## WHAT TO WORK ON
Transcribe the records that follow. Keep every word exactly, and drop the pictures.

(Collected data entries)
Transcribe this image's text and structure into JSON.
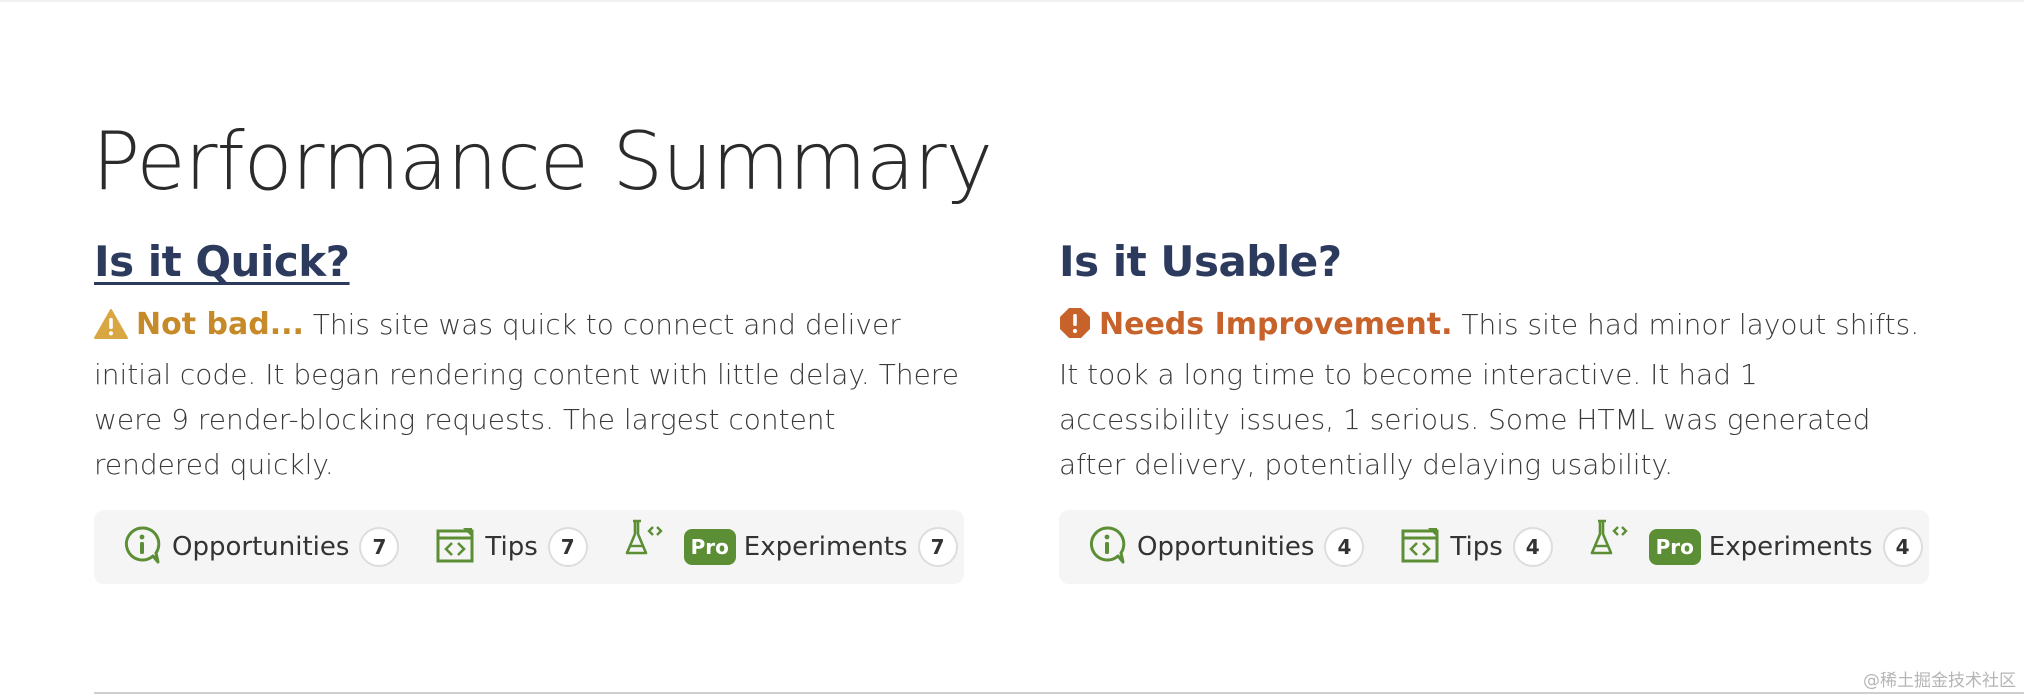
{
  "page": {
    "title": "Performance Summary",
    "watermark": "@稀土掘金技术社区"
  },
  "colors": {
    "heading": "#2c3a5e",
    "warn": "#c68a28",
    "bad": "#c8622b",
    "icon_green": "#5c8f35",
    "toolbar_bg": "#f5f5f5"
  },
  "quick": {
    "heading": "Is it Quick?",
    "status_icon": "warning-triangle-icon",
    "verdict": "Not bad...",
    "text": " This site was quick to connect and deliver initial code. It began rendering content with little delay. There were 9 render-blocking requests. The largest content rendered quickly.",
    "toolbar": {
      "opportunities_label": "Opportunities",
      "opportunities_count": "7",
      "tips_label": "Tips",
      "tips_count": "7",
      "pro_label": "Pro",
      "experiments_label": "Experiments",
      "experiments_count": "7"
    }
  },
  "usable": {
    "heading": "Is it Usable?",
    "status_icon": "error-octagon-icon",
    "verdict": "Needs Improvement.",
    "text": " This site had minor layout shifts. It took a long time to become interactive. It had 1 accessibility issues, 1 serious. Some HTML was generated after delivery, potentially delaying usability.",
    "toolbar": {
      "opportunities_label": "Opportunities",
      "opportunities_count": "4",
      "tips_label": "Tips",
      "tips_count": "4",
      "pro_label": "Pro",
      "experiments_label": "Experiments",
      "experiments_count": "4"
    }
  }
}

## TASK ANSWER
Transcribe this image's text and structure into JSON.
{
  "page": {
    "title": "Performance Summary",
    "watermark": "@稀土掘金技术社区"
  },
  "colors": {
    "heading": "#2c3a5e",
    "warn": "#c68a28",
    "bad": "#c8622b",
    "icon_green": "#5c8f35",
    "toolbar_bg": "#f5f5f5"
  },
  "quick": {
    "heading": "Is it Quick?",
    "status_icon": "warning-triangle-icon",
    "verdict": "Not bad...",
    "text": " This site was quick to connect and deliver initial code. It began rendering content with little delay. There were 9 render-blocking requests. The largest content rendered quickly.",
    "toolbar": {
      "opportunities_label": "Opportunities",
      "opportunities_count": "7",
      "tips_label": "Tips",
      "tips_count": "7",
      "pro_label": "Pro",
      "experiments_label": "Experiments",
      "experiments_count": "7"
    }
  },
  "usable": {
    "heading": "Is it Usable?",
    "status_icon": "error-octagon-icon",
    "verdict": "Needs Improvement.",
    "text": " This site had minor layout shifts. It took a long time to become interactive. It had 1 accessibility issues, 1 serious. Some HTML was generated after delivery, potentially delaying usability.",
    "toolbar": {
      "opportunities_label": "Opportunities",
      "opportunities_count": "4",
      "tips_label": "Tips",
      "tips_count": "4",
      "pro_label": "Pro",
      "experiments_label": "Experiments",
      "experiments_count": "4"
    }
  }
}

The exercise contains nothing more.